*Exercise instructions*.
Wherever the string "close" appears, copy the whole line.
**** Data listing
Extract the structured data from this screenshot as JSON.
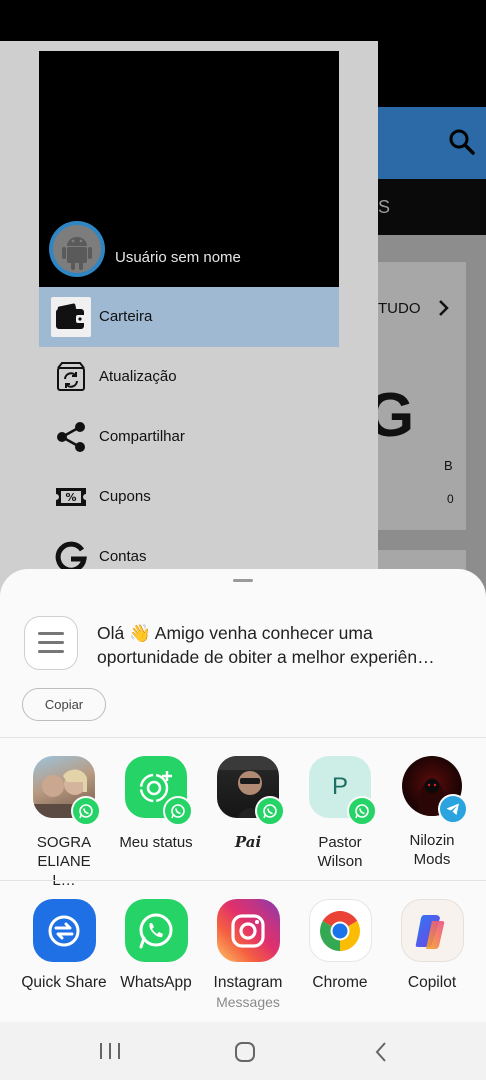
{
  "background_app": {
    "tab_fragment": "S",
    "card_fragment": "TUDO",
    "card_letter": "G",
    "card_b": "B",
    "card_zero": "0"
  },
  "drawer": {
    "user_name": "Usuário sem nome",
    "items": [
      {
        "label": "Carteira",
        "icon": "wallet-icon",
        "selected": true
      },
      {
        "label": "Atualização",
        "icon": "update-icon",
        "selected": false
      },
      {
        "label": "Compartilhar",
        "icon": "share-icon",
        "selected": false
      },
      {
        "label": "Cupons",
        "icon": "coupon-icon",
        "selected": false
      },
      {
        "label": "Contas",
        "icon": "google-g-icon",
        "selected": false
      }
    ]
  },
  "share_sheet": {
    "message_line1": "Olá 👋 Amigo venha conhecer uma",
    "message_line2": "oportunidade de obiter a melhor experiên…",
    "copy_label": "Copiar",
    "contacts": [
      {
        "name": "SOGRA ELIANE L…",
        "badge": "whatsapp"
      },
      {
        "name": "Meu status",
        "badge": "whatsapp"
      },
      {
        "name": "Pai",
        "badge": "whatsapp"
      },
      {
        "name": "Pastor Wilson",
        "initial": "P",
        "badge": "whatsapp"
      },
      {
        "name": "Nilozin Mods",
        "badge": "telegram"
      }
    ],
    "apps": [
      {
        "name": "Quick Share",
        "sub": ""
      },
      {
        "name": "WhatsApp",
        "sub": ""
      },
      {
        "name": "Instagram",
        "sub": "Messages"
      },
      {
        "name": "Chrome",
        "sub": ""
      },
      {
        "name": "Copilot",
        "sub": ""
      }
    ]
  },
  "colors": {
    "drawer_bg": "#cfcfcf",
    "selected_item": "#9fb9d3",
    "toolbar_blue": "#2b6aa6",
    "whatsapp_green": "#25d366",
    "telegram_blue": "#2aa3df"
  }
}
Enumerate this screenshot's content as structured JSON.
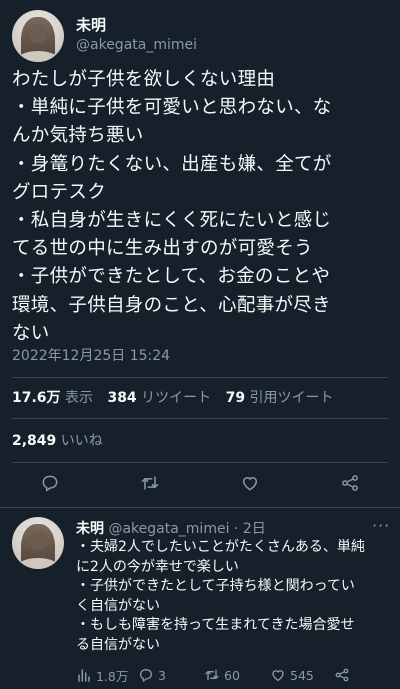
{
  "tweet": {
    "author_name": "未明",
    "author_handle": "@akegata_mimei",
    "text_lines": [
      "わたしが子供を欲しくない理由",
      "・単純に子供を可愛いと思わない、な",
      "んか気持ち悪い",
      "・身篭りたくない、出産も嫌、全てが",
      "グロテスク",
      "・私自身が生きにくく死にたいと感じ",
      "てる世の中に生み出すのが可愛そう",
      "・子供ができたとして、お金のことや",
      "環境、子供自身のこと、心配事が尽き",
      "ない"
    ],
    "timestamp": "2022年12月25日 15:24",
    "views_count": "17.6万",
    "views_label": "表示",
    "retweets_count": "384",
    "retweets_label": "リツイート",
    "quotes_count": "79",
    "quotes_label": "引用ツイート",
    "likes_count": "2,849",
    "likes_label": "いいね",
    "actions": {
      "reply_icon": "reply-icon",
      "retweet_icon": "retweet-icon",
      "like_icon": "heart-icon",
      "share_icon": "share-icon"
    }
  },
  "reply": {
    "author_name": "未明",
    "author_handle": "@akegata_mimei",
    "age": "· 2日",
    "more": "···",
    "text_lines": [
      "・夫婦2人でしたいことがたくさんある、単純",
      "に2人の今が幸せで楽しい",
      "・子供ができたとして子持ち様と関わってい",
      "く自信がない",
      "・もしも障害を持って生まれてきた場合愛せ",
      "る自信がない"
    ],
    "views": "1.8万",
    "replies": "3",
    "retweets": "60",
    "likes": "545"
  },
  "colors": {
    "background": "#15202b",
    "text_primary": "#f7f9f9",
    "text_secondary": "#8b98a5",
    "divider": "#38444d"
  }
}
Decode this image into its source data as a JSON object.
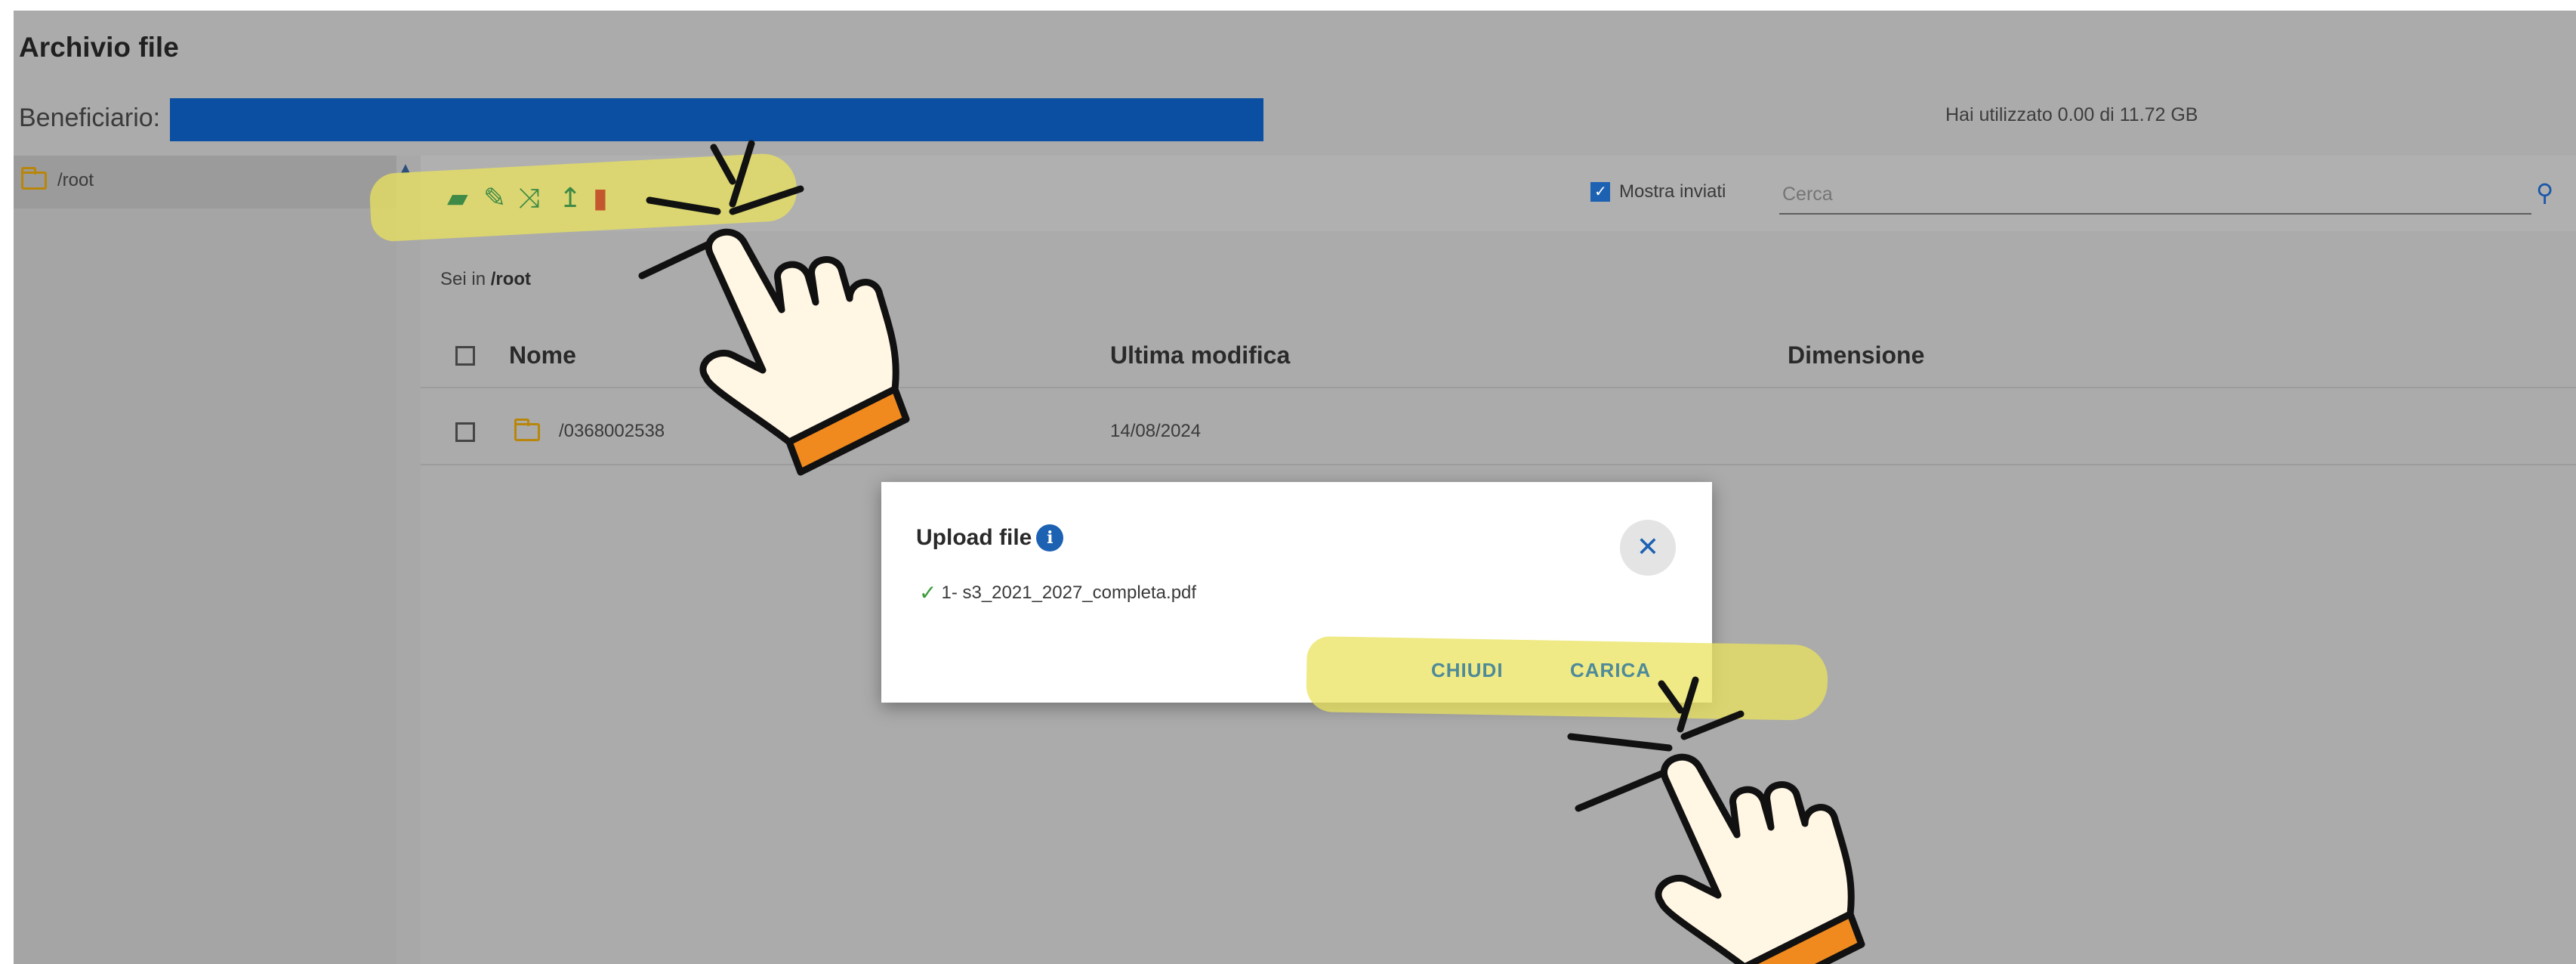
{
  "header": {
    "title": "Archivio file",
    "beneficiary_label": "Beneficiario:",
    "usage_text": "Hai utilizzato 0.00 di 11.72 GB"
  },
  "sidebar": {
    "items": [
      {
        "label": "/root",
        "icon": "folder-icon",
        "selected": true
      }
    ]
  },
  "toolbar": {
    "icons": [
      "new-folder-icon",
      "edit-icon",
      "move-icon",
      "upload-icon",
      "delete-icon"
    ],
    "show_sent_label": "Mostra inviati",
    "show_sent_checked": true,
    "search_placeholder": "Cerca",
    "search_icon": "search-icon"
  },
  "breadcrumb": {
    "prefix": "Sei in",
    "current": "/root"
  },
  "table": {
    "columns": [
      "Nome",
      "Ultima modifica",
      "Dimensione"
    ],
    "rows": [
      {
        "name": "/03680025​38",
        "modified": "14/08/2024",
        "size": ""
      }
    ]
  },
  "modal": {
    "title": "Upload file",
    "file_name": "1- s3_2021_2027_completa.pdf",
    "close_button_icon": "close-icon",
    "buttons": {
      "close": "CHIUDI",
      "upload": "CARICA"
    }
  },
  "colors": {
    "accent": "#1d61b3",
    "beneficiary_bar": "#0a4fa1",
    "highlight": "#e9e35c",
    "hand_cuff": "#f08a1f"
  }
}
********
*Exercise output*.
    "close_button_icon": "close-icon",
      "close": "CHIUDI",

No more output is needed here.